Exercise prompt | Every record should be written out exactly, please.

Stored data |

****************

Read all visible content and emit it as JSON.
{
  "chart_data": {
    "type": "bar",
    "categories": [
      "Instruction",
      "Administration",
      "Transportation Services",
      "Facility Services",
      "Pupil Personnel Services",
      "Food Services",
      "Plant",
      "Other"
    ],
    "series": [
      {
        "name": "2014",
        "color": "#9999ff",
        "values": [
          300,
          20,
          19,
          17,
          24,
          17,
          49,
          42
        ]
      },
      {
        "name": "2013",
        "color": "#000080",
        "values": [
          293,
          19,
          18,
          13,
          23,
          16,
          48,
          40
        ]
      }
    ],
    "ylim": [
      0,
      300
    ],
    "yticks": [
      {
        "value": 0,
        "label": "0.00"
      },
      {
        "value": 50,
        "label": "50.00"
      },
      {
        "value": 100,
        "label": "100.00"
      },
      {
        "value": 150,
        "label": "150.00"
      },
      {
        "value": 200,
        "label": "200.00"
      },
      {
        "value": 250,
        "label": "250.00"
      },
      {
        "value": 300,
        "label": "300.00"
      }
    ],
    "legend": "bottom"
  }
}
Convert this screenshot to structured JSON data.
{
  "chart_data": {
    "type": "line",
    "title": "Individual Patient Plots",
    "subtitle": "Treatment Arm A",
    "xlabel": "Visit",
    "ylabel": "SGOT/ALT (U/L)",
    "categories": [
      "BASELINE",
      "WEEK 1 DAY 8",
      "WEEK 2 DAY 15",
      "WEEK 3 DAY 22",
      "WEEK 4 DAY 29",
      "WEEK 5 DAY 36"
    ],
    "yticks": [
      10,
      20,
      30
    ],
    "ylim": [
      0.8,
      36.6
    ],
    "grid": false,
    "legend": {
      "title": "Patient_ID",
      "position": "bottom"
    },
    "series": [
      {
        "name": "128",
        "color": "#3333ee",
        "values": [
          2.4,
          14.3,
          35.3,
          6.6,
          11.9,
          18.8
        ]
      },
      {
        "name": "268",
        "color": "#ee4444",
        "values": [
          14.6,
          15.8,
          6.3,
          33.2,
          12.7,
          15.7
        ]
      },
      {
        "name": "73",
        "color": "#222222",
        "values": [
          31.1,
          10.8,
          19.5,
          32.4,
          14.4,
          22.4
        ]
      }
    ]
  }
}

****************

The answer |
Read all visible content and emit it as JSON.
{
  "chart_data": {
    "type": "bar",
    "categories": [
      "Instruction",
      "Administration",
      "Transportation Services",
      "Facility Services",
      "Pupil Personnel Services",
      "Food Services",
      "Plant",
      "Other"
    ],
    "series": [
      {
        "name": "2014",
        "color": "#9999ff",
        "values": [
          300,
          20,
          19,
          17,
          24,
          17,
          49,
          42
        ]
      },
      {
        "name": "2013",
        "color": "#000080",
        "values": [
          293,
          19,
          18,
          13,
          23,
          16,
          48,
          40
        ]
      }
    ],
    "ylim": [
      0,
      300
    ],
    "yticks": [
      {
        "value": 0,
        "label": "0.00"
      },
      {
        "value": 50,
        "label": "50.00"
      },
      {
        "value": 100,
        "label": "100.00"
      },
      {
        "value": 150,
        "label": "150.00"
      },
      {
        "value": 200,
        "label": "200.00"
      },
      {
        "value": 250,
        "label": "250.00"
      },
      {
        "value": 300,
        "label": "300.00"
      }
    ],
    "legend": "bottom"
  }
}
Convert this screenshot to structured JSON data.
{
  "chart_data": {
    "type": "line",
    "title": "Individual Patient Plots",
    "subtitle": "Treatment Arm A",
    "xlabel": "Visit",
    "ylabel": "SGOT/ALT (U/L)",
    "categories": [
      "BASELINE",
      "WEEK 1 DAY 8",
      "WEEK 2 DAY 15",
      "WEEK 3 DAY 22",
      "WEEK 4 DAY 29",
      "WEEK 5 DAY 36"
    ],
    "yticks": [
      10,
      20,
      30
    ],
    "ylim": [
      0.8,
      36.6
    ],
    "grid": false,
    "legend": {
      "title": "Patient_ID",
      "position": "bottom"
    },
    "series": [
      {
        "name": "128",
        "color": "#3333ee",
        "values": [
          2.4,
          14.3,
          35.3,
          6.6,
          11.9,
          18.8
        ]
      },
      {
        "name": "268",
        "color": "#ee4444",
        "values": [
          14.6,
          15.8,
          6.3,
          33.2,
          12.7,
          15.7
        ]
      },
      {
        "name": "73",
        "color": "#222222",
        "values": [
          31.1,
          10.8,
          19.5,
          32.4,
          14.4,
          22.4
        ]
      }
    ]
  }
}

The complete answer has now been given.